### Set task
Reproduce every line of the listing below word for word, leaving out the picture placeholders.

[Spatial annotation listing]
# # # #

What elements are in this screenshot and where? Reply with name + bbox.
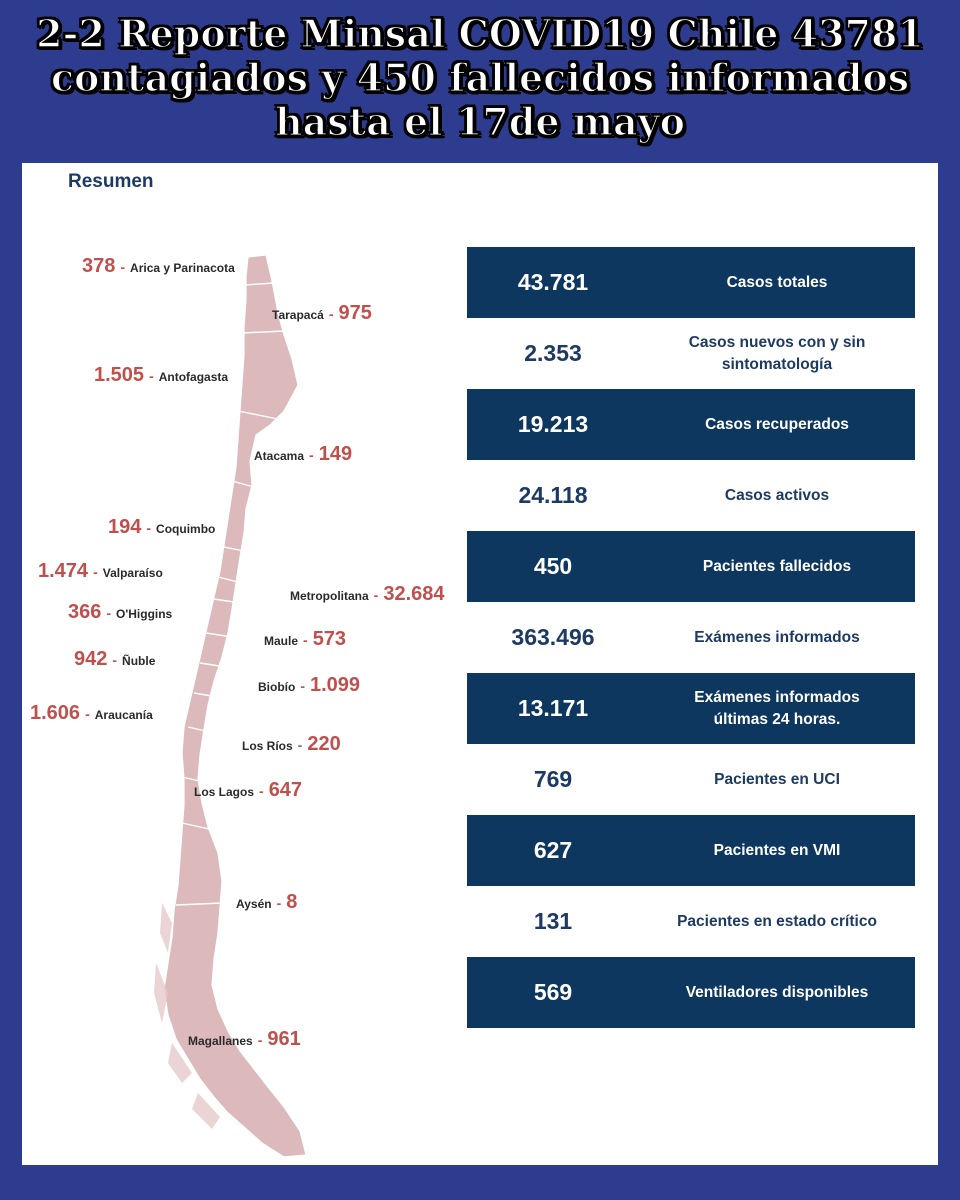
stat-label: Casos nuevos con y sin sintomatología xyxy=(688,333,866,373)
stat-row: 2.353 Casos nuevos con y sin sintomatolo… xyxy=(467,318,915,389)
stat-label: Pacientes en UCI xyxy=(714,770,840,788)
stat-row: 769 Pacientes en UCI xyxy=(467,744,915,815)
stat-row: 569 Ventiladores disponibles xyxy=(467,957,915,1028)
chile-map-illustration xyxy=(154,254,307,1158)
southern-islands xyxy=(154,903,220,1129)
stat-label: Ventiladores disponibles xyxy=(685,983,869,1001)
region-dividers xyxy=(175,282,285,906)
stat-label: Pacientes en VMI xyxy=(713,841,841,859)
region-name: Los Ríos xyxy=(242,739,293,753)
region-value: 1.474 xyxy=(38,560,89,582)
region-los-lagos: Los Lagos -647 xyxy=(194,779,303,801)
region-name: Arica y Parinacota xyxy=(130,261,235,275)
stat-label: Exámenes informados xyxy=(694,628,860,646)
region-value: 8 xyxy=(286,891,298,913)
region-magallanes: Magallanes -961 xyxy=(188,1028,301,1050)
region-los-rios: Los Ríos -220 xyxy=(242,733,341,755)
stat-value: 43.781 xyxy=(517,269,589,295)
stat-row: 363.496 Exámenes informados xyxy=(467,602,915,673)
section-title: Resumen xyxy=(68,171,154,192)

# # # #

### Result
What elements are in this screenshot and where? Reply with name + bbox.
stat-label: Casos nuevos con y sin sintomatología xyxy=(688,333,866,373)
stat-row: 2.353 Casos nuevos con y sin sintomatolo… xyxy=(467,318,915,389)
stat-label: Pacientes en UCI xyxy=(714,770,840,788)
stat-row: 769 Pacientes en UCI xyxy=(467,744,915,815)
stat-row: 569 Ventiladores disponibles xyxy=(467,957,915,1028)
chile-map-illustration xyxy=(154,254,307,1158)
southern-islands xyxy=(154,903,220,1129)
stat-label: Ventiladores disponibles xyxy=(685,983,869,1001)
region-dividers xyxy=(175,282,285,906)
stat-label: Pacientes en VMI xyxy=(713,841,841,859)
region-name: Los Ríos xyxy=(242,739,293,753)
region-value: 1.474 xyxy=(38,560,89,582)
region-los-lagos: Los Lagos -647 xyxy=(194,779,303,801)
region-name: Arica y Parinacota xyxy=(130,261,235,275)
stat-label: Exámenes informados xyxy=(694,628,860,646)
region-value: 8 xyxy=(286,891,298,913)
region-magallanes: Magallanes -961 xyxy=(188,1028,301,1050)
region-los-rios: Los Ríos -220 xyxy=(242,733,341,755)
stat-value: 43.781 xyxy=(517,269,589,295)
stat-row: 363.496 Exámenes informados xyxy=(467,602,915,673)
section-title: Resumen xyxy=(68,171,154,192)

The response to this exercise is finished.